| Supplied entries |
• • •

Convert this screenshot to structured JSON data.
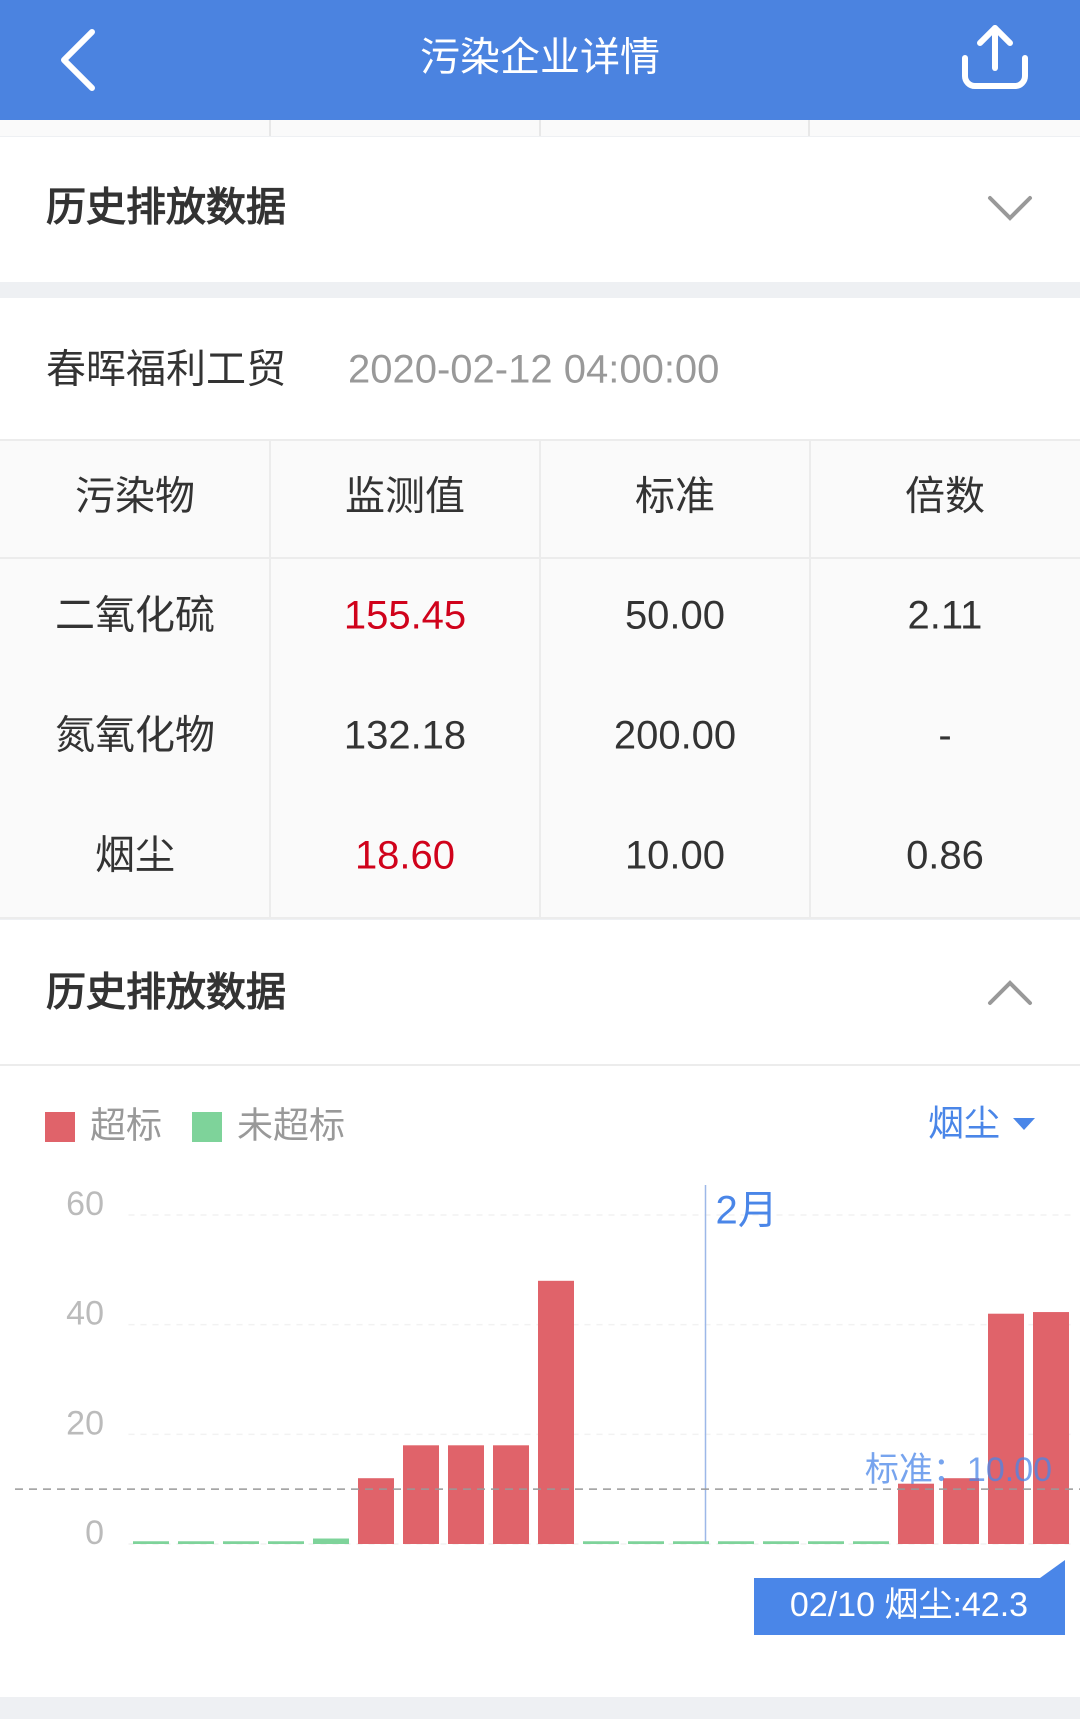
{
  "header": {
    "title": "污染企业详情"
  },
  "section1": {
    "title": "历史排放数据"
  },
  "record": {
    "company": "春晖福利工贸",
    "time": "2020-02-12 04:00:00"
  },
  "table": {
    "columns": [
      "污染物",
      "监测值",
      "标准",
      "倍数"
    ],
    "rows": [
      [
        "二氧化硫",
        "155.45",
        "50.00",
        "2.11"
      ],
      [
        "氮氧化物",
        "132.18",
        "200.00",
        "-"
      ],
      [
        "烟尘",
        "18.60",
        "10.00",
        "0.86"
      ]
    ],
    "over_limit": [
      true,
      false,
      true
    ],
    "alert_color": "#d0021b"
  },
  "section2": {
    "title": "历史排放数据"
  },
  "chart_data": {
    "type": "bar",
    "selector": "烟尘",
    "categories": [
      null,
      null,
      null,
      null,
      null,
      null,
      null,
      null,
      null,
      null,
      null,
      null,
      null,
      "2月",
      null,
      null,
      null,
      null,
      null,
      null,
      null
    ],
    "series": [
      {
        "name": "超标",
        "color": "#e0636a",
        "values": [
          null,
          null,
          null,
          null,
          null,
          12,
          18,
          18,
          18,
          48,
          null,
          null,
          null,
          null,
          null,
          null,
          null,
          11,
          12,
          42,
          42.3
        ]
      },
      {
        "name": "未超标",
        "color": "#7ed39a",
        "values": [
          0.5,
          0.5,
          0.5,
          0.5,
          1,
          null,
          null,
          null,
          null,
          null,
          0.5,
          0.5,
          0.5,
          0.5,
          0.5,
          0.5,
          0.5,
          null,
          null,
          null,
          null
        ]
      }
    ],
    "ylim": [
      0,
      60
    ],
    "yticks": [
      0,
      20,
      40,
      60
    ],
    "grid": true,
    "standard": {
      "value": 10,
      "label": "标准：10.00"
    },
    "tooltip": "02/10 烟尘:42.3"
  }
}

• • •

| Problem to solve |
Copy every entry word for word, but omit the pictures.

| Answer to this exercise |
Convert this screenshot to structured JSON data.
{
  "header": {
    "title": "污染企业详情"
  },
  "section1": {
    "title": "历史排放数据"
  },
  "record": {
    "company": "春晖福利工贸",
    "time": "2020-02-12 04:00:00"
  },
  "table": {
    "columns": [
      "污染物",
      "监测值",
      "标准",
      "倍数"
    ],
    "rows": [
      [
        "二氧化硫",
        "155.45",
        "50.00",
        "2.11"
      ],
      [
        "氮氧化物",
        "132.18",
        "200.00",
        "-"
      ],
      [
        "烟尘",
        "18.60",
        "10.00",
        "0.86"
      ]
    ],
    "over_limit": [
      true,
      false,
      true
    ],
    "alert_color": "#d0021b"
  },
  "section2": {
    "title": "历史排放数据"
  },
  "chart_data": {
    "type": "bar",
    "selector": "烟尘",
    "categories": [
      null,
      null,
      null,
      null,
      null,
      null,
      null,
      null,
      null,
      null,
      null,
      null,
      null,
      "2月",
      null,
      null,
      null,
      null,
      null,
      null,
      null
    ],
    "series": [
      {
        "name": "超标",
        "color": "#e0636a",
        "values": [
          null,
          null,
          null,
          null,
          null,
          12,
          18,
          18,
          18,
          48,
          null,
          null,
          null,
          null,
          null,
          null,
          null,
          11,
          12,
          42,
          42.3
        ]
      },
      {
        "name": "未超标",
        "color": "#7ed39a",
        "values": [
          0.5,
          0.5,
          0.5,
          0.5,
          1,
          null,
          null,
          null,
          null,
          null,
          0.5,
          0.5,
          0.5,
          0.5,
          0.5,
          0.5,
          0.5,
          null,
          null,
          null,
          null
        ]
      }
    ],
    "ylim": [
      0,
      60
    ],
    "yticks": [
      0,
      20,
      40,
      60
    ],
    "grid": true,
    "standard": {
      "value": 10,
      "label": "标准：10.00"
    },
    "tooltip": "02/10 烟尘:42.3"
  }
}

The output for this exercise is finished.